Set exercise: For the listing below, give the count of lines containing the string "RODESCH" and nothing else.
═════ Data records ═════
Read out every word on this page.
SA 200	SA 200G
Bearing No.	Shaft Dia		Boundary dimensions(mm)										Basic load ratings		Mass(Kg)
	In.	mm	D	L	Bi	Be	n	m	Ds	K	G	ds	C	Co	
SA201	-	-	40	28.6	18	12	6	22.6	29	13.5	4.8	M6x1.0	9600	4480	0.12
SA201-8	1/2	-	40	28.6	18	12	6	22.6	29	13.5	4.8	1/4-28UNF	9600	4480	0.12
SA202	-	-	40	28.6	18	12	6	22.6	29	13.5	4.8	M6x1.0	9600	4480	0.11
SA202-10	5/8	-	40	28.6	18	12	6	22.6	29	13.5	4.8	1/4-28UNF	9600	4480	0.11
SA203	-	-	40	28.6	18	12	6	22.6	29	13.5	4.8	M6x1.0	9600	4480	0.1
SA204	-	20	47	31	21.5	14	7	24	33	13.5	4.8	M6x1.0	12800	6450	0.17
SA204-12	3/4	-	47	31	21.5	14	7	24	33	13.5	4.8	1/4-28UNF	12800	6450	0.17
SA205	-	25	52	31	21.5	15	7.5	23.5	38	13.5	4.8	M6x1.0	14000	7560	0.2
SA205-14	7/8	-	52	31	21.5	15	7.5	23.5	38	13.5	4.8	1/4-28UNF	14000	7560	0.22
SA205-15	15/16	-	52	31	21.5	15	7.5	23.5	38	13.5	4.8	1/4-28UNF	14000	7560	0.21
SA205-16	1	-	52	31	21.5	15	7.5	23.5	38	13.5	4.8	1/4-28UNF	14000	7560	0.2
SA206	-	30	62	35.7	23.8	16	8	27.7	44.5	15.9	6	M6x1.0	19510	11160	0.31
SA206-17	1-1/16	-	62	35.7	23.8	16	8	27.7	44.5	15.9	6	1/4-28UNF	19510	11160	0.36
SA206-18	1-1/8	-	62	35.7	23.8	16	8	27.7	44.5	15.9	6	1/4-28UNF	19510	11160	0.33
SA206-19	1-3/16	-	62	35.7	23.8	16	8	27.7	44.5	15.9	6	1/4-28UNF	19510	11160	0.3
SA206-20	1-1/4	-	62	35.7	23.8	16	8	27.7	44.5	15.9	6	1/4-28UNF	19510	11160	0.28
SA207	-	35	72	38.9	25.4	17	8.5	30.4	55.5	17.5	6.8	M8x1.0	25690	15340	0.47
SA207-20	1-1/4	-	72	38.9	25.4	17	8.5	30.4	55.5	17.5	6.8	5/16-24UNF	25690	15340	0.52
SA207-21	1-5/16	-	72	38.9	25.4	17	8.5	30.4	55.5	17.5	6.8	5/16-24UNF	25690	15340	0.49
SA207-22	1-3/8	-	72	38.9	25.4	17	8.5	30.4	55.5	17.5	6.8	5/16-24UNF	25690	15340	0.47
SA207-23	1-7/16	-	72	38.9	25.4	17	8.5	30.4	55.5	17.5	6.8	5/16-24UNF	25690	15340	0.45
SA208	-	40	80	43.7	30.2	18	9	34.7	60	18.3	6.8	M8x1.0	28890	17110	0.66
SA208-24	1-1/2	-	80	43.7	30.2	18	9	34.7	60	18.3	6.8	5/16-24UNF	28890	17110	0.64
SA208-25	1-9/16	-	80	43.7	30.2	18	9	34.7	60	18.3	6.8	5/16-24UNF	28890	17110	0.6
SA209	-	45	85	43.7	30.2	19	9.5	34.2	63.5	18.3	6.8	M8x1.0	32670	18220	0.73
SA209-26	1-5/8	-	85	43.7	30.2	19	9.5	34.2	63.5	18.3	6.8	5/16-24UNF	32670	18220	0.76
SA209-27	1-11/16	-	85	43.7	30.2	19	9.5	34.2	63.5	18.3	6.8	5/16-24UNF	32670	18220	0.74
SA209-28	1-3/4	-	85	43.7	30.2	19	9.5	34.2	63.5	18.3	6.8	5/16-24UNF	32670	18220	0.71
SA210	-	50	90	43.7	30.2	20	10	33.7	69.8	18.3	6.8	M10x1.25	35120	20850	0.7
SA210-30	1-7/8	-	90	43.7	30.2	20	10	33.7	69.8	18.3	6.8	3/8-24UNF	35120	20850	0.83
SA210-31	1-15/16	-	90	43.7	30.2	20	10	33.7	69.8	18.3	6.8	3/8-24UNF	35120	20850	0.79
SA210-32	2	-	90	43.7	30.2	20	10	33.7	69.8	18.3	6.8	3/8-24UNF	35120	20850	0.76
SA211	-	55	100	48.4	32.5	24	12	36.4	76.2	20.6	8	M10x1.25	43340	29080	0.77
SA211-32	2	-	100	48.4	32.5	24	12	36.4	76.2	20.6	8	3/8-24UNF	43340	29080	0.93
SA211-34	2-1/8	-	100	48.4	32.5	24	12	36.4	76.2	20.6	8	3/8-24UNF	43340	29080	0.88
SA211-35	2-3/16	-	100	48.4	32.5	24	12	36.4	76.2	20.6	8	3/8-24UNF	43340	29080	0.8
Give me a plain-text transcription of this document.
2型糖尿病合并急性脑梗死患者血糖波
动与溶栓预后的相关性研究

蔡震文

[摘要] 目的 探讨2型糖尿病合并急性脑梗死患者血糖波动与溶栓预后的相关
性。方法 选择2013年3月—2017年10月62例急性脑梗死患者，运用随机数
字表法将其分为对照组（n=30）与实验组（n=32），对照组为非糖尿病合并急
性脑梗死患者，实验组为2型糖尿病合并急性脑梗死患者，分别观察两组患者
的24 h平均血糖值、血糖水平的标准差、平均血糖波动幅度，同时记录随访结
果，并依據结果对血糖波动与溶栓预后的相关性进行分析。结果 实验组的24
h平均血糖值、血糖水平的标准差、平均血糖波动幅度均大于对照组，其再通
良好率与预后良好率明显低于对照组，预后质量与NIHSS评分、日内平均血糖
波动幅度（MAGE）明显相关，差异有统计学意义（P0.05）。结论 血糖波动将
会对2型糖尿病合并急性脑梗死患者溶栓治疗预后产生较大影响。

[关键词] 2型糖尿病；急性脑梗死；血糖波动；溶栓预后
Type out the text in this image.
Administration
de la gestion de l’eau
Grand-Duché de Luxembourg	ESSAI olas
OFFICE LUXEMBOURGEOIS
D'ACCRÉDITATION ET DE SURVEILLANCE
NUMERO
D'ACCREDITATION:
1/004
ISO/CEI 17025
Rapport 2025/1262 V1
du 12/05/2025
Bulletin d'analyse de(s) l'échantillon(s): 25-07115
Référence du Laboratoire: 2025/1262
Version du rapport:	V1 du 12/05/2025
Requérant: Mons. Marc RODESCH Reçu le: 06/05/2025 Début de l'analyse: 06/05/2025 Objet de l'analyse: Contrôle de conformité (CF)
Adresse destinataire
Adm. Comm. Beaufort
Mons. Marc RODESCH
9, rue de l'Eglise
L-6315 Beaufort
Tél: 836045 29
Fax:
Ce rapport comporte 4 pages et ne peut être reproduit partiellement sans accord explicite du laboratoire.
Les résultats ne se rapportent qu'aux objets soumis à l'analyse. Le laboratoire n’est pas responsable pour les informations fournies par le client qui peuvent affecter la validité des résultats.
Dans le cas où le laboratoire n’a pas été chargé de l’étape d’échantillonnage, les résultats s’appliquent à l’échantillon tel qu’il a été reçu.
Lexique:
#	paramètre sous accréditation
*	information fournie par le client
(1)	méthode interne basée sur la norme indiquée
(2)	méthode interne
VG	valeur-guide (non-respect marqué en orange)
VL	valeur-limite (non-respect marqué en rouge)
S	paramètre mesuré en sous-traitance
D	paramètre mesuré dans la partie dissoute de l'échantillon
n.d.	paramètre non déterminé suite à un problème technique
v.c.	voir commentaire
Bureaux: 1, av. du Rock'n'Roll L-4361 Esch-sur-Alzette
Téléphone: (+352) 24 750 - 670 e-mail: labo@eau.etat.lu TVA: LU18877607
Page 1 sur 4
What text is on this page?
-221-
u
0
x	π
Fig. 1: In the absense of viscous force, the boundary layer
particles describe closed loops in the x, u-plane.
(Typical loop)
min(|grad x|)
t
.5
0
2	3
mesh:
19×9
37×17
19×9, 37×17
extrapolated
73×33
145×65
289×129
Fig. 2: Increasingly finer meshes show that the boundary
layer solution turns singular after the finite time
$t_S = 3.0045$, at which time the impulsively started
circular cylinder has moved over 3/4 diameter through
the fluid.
═════
Solution to this task: 2